WORK TO DO
Gather every line below where "Math" appears.
BEGIN INFORMATION SHOWN
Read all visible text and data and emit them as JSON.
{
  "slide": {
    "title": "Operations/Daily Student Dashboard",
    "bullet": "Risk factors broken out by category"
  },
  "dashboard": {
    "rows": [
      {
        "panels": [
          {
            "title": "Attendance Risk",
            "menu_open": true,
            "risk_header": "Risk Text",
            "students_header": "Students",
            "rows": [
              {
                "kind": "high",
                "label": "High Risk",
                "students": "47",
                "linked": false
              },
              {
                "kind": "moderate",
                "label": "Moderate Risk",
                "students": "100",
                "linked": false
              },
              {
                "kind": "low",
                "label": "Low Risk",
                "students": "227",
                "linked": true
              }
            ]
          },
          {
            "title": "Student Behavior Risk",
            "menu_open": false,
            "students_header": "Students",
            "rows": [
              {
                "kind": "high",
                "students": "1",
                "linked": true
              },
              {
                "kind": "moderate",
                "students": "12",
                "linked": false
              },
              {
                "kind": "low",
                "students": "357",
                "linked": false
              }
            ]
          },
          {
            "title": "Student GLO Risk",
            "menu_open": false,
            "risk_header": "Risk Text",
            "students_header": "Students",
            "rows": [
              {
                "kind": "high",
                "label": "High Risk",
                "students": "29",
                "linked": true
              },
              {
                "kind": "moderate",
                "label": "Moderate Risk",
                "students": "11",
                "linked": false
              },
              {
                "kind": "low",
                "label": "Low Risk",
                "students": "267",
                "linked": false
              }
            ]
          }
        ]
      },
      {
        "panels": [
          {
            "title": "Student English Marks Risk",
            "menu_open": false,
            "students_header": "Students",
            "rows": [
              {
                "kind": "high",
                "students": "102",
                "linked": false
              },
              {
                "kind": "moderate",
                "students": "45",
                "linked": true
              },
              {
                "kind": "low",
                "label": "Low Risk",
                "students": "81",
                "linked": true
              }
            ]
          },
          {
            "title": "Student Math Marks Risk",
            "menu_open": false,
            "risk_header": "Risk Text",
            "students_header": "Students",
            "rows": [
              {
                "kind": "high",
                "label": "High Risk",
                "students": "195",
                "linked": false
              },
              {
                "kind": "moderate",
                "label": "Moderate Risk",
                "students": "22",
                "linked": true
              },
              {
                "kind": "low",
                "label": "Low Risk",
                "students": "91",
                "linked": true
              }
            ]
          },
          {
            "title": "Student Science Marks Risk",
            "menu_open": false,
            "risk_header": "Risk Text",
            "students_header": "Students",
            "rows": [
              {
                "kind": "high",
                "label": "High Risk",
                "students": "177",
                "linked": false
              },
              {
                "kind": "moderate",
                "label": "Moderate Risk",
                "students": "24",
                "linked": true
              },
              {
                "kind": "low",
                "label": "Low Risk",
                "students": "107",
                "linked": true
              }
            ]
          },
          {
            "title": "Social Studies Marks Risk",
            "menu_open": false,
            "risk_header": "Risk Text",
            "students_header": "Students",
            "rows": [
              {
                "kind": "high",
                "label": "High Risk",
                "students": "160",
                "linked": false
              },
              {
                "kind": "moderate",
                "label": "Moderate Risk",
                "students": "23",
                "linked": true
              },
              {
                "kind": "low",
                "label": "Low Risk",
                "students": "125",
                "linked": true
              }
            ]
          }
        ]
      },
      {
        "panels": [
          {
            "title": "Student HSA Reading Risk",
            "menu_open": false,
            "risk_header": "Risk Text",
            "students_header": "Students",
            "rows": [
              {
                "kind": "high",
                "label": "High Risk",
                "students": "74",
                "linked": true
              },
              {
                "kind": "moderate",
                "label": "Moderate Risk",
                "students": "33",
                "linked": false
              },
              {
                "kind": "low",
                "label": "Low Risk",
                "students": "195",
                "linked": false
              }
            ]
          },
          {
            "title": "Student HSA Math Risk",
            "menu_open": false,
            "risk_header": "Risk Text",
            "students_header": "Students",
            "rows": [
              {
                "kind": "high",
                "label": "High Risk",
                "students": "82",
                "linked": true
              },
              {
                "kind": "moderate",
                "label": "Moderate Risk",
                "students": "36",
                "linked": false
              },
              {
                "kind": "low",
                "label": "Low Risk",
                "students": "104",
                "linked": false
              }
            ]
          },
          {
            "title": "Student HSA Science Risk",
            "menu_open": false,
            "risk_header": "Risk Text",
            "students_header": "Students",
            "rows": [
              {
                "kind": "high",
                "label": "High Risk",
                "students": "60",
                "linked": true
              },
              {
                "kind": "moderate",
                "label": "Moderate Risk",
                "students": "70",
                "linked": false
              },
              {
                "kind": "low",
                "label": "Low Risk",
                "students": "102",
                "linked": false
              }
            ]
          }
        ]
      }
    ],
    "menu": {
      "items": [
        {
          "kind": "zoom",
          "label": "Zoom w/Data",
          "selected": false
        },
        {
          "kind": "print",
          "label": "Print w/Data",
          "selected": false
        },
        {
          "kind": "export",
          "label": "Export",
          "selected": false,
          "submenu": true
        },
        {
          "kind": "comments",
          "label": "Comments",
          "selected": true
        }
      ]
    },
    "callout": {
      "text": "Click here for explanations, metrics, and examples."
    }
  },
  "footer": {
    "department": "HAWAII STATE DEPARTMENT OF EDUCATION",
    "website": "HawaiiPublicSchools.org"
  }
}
END INFORMATION SHOWN
CORRECT ANSWER
            "title": "Student Math Marks Risk",
            "title": "Student HSA Math Risk",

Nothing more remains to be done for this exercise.